- **What you should do**
Give every entry again, word for word.

— BEGIN —

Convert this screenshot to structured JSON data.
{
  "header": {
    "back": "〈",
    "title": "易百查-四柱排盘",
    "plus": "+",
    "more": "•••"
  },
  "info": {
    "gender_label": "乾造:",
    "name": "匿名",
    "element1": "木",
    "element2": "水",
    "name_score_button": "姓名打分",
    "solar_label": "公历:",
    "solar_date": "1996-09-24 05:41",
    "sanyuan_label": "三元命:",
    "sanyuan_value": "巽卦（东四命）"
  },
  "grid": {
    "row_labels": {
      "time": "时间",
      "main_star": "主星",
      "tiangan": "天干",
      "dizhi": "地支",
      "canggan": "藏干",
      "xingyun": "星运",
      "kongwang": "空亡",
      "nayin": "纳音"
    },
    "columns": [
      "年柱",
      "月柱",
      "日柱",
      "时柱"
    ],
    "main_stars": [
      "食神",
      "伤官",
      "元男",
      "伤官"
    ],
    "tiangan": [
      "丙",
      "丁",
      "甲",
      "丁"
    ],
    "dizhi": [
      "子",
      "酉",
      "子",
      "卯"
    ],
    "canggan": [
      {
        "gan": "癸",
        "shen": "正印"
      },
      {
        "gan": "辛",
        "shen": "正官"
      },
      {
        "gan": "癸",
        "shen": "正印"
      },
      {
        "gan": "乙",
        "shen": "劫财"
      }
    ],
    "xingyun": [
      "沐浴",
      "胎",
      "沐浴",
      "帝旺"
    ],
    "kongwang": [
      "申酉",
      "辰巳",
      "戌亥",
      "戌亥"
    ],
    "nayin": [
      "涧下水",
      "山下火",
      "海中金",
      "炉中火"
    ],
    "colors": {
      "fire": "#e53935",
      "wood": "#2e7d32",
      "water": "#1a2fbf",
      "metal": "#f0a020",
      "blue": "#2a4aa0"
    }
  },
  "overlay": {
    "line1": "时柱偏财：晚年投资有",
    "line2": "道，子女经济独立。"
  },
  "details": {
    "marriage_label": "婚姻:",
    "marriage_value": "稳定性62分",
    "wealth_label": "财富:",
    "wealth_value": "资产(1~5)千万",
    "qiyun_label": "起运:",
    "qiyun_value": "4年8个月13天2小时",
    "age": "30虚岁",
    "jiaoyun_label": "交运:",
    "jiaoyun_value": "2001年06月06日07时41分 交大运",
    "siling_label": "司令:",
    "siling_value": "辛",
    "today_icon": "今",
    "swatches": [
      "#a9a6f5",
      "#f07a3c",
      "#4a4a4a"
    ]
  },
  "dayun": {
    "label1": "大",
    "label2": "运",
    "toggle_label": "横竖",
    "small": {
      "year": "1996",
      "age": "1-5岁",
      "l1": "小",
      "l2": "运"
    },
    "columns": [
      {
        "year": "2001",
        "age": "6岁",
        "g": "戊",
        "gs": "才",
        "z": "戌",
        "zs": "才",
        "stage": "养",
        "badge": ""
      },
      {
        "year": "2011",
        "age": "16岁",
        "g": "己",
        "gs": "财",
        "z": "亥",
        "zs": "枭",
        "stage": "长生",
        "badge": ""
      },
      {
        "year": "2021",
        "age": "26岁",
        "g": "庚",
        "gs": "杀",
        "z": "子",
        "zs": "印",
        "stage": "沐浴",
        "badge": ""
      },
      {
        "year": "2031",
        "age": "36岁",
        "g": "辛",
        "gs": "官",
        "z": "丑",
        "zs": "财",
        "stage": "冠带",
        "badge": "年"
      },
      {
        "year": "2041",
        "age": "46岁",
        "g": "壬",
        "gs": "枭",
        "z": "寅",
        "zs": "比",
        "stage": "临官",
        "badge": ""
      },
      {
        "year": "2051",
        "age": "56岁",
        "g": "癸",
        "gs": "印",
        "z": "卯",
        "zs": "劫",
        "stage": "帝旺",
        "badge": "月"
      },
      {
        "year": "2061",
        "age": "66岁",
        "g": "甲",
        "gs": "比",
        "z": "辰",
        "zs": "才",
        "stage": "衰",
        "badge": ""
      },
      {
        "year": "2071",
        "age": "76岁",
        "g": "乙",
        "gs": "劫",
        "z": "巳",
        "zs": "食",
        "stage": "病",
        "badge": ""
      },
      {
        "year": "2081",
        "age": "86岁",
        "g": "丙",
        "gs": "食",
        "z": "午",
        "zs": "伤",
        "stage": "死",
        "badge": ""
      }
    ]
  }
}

— END —

- **Full solution**
Convert this screenshot to structured JSON data.
{
  "header": {
    "back": "〈",
    "title": "易百查-四柱排盘",
    "plus": "+",
    "more": "•••"
  },
  "info": {
    "gender_label": "乾造:",
    "name": "匿名",
    "element1": "木",
    "element2": "水",
    "name_score_button": "姓名打分",
    "solar_label": "公历:",
    "solar_date": "1996-09-24 05:41",
    "sanyuan_label": "三元命:",
    "sanyuan_value": "巽卦（东四命）"
  },
  "grid": {
    "row_labels": {
      "time": "时间",
      "main_star": "主星",
      "tiangan": "天干",
      "dizhi": "地支",
      "canggan": "藏干",
      "xingyun": "星运",
      "kongwang": "空亡",
      "nayin": "纳音"
    },
    "columns": [
      "年柱",
      "月柱",
      "日柱",
      "时柱"
    ],
    "main_stars": [
      "食神",
      "伤官",
      "元男",
      "伤官"
    ],
    "tiangan": [
      "丙",
      "丁",
      "甲",
      "丁"
    ],
    "dizhi": [
      "子",
      "酉",
      "子",
      "卯"
    ],
    "canggan": [
      {
        "gan": "癸",
        "shen": "正印"
      },
      {
        "gan": "辛",
        "shen": "正官"
      },
      {
        "gan": "癸",
        "shen": "正印"
      },
      {
        "gan": "乙",
        "shen": "劫财"
      }
    ],
    "xingyun": [
      "沐浴",
      "胎",
      "沐浴",
      "帝旺"
    ],
    "kongwang": [
      "申酉",
      "辰巳",
      "戌亥",
      "戌亥"
    ],
    "nayin": [
      "涧下水",
      "山下火",
      "海中金",
      "炉中火"
    ],
    "colors": {
      "fire": "#e53935",
      "wood": "#2e7d32",
      "water": "#1a2fbf",
      "metal": "#f0a020",
      "blue": "#2a4aa0"
    }
  },
  "overlay": {
    "line1": "时柱偏财：晚年投资有",
    "line2": "道，子女经济独立。"
  },
  "details": {
    "marriage_label": "婚姻:",
    "marriage_value": "稳定性62分",
    "wealth_label": "财富:",
    "wealth_value": "资产(1~5)千万",
    "qiyun_label": "起运:",
    "qiyun_value": "4年8个月13天2小时",
    "age": "30虚岁",
    "jiaoyun_label": "交运:",
    "jiaoyun_value": "2001年06月06日07时41分 交大运",
    "siling_label": "司令:",
    "siling_value": "辛",
    "today_icon": "今",
    "swatches": [
      "#a9a6f5",
      "#f07a3c",
      "#4a4a4a"
    ]
  },
  "dayun": {
    "label1": "大",
    "label2": "运",
    "toggle_label": "横竖",
    "small": {
      "year": "1996",
      "age": "1-5岁",
      "l1": "小",
      "l2": "运"
    },
    "columns": [
      {
        "year": "2001",
        "age": "6岁",
        "g": "戊",
        "gs": "才",
        "z": "戌",
        "zs": "才",
        "stage": "养",
        "badge": ""
      },
      {
        "year": "2011",
        "age": "16岁",
        "g": "己",
        "gs": "财",
        "z": "亥",
        "zs": "枭",
        "stage": "长生",
        "badge": ""
      },
      {
        "year": "2021",
        "age": "26岁",
        "g": "庚",
        "gs": "杀",
        "z": "子",
        "zs": "印",
        "stage": "沐浴",
        "badge": ""
      },
      {
        "year": "2031",
        "age": "36岁",
        "g": "辛",
        "gs": "官",
        "z": "丑",
        "zs": "财",
        "stage": "冠带",
        "badge": "年"
      },
      {
        "year": "2041",
        "age": "46岁",
        "g": "壬",
        "gs": "枭",
        "z": "寅",
        "zs": "比",
        "stage": "临官",
        "badge": ""
      },
      {
        "year": "2051",
        "age": "56岁",
        "g": "癸",
        "gs": "印",
        "z": "卯",
        "zs": "劫",
        "stage": "帝旺",
        "badge": "月"
      },
      {
        "year": "2061",
        "age": "66岁",
        "g": "甲",
        "gs": "比",
        "z": "辰",
        "zs": "才",
        "stage": "衰",
        "badge": ""
      },
      {
        "year": "2071",
        "age": "76岁",
        "g": "乙",
        "gs": "劫",
        "z": "巳",
        "zs": "食",
        "stage": "病",
        "badge": ""
      },
      {
        "year": "2081",
        "age": "86岁",
        "g": "丙",
        "gs": "食",
        "z": "午",
        "zs": "伤",
        "stage": "死",
        "badge": ""
      }
    ]
  }
}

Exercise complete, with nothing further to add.